*BRANO SCELTO*
+-------+

Pensioni: Sindacati uniti per la conservazione

La prudenza del Governo non diventi paralisi

Dichiarazione di Benedetto Della Vedova, Presidente dei Riformatori liberali e deputato PDL

Il “niet” di Bonanni sulla proposta di una graduale (molto graduale) equiparazione dell’età pensionabile tra uomini e donne nel pubblico impiego ha, come d’incanto, ricostituito l’unità sindacale.
Chi pensava il contrario si illudeva, dunque: quando in ballo ci sono gli interessi corporativi delle categorie più sindacalizzate, la lotta per la conservazione dell’esistente e l’opposizione a qualsiasi riforma vede le gerarchie sindacali combattere come un sol uomo. E poco importa se si va, come in questo caso, contro le richieste dell’Unione Europea, oppure contro l’interesse dei lavoratori più giovani e meno garantiti.
E’ comprensibile che in questa fase il Governo agisca con prudenza al fine di non innescare uno scontro frontale con il sindacato. Ma la prudenza non può trasformarsi in paralisi. Il consenso dei leader sindacali oggi potrebbe non preparare quello degli italiani domani.

+-------+

*DATI DI PARTENZA*
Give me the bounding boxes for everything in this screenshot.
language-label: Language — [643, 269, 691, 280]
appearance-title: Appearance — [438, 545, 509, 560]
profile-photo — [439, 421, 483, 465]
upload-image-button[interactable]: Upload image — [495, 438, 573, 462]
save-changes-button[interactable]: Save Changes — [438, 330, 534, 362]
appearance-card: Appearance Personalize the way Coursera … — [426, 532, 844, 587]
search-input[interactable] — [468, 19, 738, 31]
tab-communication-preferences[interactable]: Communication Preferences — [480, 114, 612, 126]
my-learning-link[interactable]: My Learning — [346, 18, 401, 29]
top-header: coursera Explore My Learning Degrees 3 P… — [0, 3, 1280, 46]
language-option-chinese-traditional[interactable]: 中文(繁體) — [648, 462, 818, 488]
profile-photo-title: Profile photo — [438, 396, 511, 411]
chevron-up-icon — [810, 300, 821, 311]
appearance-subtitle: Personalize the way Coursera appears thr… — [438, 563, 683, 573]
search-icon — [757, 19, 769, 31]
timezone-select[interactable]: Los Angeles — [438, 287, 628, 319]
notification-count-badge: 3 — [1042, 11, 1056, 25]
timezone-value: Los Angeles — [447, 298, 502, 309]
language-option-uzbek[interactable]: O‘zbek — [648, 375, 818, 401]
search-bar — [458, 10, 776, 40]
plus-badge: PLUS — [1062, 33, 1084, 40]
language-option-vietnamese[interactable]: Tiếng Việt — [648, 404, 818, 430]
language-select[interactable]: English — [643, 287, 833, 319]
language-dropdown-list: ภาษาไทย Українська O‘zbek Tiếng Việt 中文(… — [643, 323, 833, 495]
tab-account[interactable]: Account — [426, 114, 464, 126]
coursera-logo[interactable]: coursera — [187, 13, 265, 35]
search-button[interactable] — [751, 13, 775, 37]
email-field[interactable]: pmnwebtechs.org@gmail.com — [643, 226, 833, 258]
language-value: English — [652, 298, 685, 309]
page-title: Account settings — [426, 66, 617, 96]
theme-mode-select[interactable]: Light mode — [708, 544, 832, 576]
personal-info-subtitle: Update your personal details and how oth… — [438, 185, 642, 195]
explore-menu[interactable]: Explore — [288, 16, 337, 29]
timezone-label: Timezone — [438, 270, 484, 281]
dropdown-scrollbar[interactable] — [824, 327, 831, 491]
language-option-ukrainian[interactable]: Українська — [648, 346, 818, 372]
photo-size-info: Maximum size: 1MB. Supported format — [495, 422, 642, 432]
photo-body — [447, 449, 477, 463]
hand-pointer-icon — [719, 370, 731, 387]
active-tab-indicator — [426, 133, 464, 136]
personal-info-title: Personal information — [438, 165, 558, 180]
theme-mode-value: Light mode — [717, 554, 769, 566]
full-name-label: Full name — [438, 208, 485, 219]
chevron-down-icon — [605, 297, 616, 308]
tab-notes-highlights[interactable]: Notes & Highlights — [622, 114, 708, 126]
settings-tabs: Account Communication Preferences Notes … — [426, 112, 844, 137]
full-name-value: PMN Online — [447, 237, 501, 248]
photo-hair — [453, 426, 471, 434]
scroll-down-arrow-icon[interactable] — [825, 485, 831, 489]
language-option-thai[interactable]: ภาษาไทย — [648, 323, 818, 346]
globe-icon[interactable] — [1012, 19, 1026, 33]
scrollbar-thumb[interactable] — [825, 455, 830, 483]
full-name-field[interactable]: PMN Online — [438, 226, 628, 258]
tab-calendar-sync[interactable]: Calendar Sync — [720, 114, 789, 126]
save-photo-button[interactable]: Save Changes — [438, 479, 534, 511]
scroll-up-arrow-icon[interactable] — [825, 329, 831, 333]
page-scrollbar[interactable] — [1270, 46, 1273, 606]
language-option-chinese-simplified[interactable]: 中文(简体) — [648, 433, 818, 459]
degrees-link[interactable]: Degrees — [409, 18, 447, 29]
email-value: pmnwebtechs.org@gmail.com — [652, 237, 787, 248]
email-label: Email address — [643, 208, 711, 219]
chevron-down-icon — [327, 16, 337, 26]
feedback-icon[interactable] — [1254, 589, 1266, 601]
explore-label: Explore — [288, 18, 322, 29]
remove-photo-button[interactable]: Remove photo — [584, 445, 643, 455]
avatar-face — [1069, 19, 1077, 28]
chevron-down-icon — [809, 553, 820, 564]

+-------+

*COSA FARE*
#1 Nella dichiarazione sulle pensioni, che effetto ha avuto il «niet» di Bonanni sulla proposta di equiparare l'età pensionabile tra uomini e donne nel pubblico impiego?
#2 Prosegui la dichiarazione sulle pensioni dopo la sua ultima frase.

*RISPOSTE AI COMPITI*
#1 Ha ricostituito, come d'incanto, l'unità sindacale.

#2
Autore: Benedetto Della Vedova

Nato a Sondrio nel 1962, laureato alla Bocconi, economista, è stato ricercatore presso l’Istituto per l’Economia delle fonti di energia e presso l’Istituto di ricerca della Regione Lombardia. Ha scritto per il Sole24Ore, Corriere Economia, Giornale e Foglio. Dirigente e deputato europeo radicale, è stato Presidente dei Riformatori Liberali. Presidente di Libertiamo, è stato capogruppo di Futuro e Libertà per l'Italia alla Camera dei Deputati. Attualmente, è senatore di Scelta Civica per l'Italia.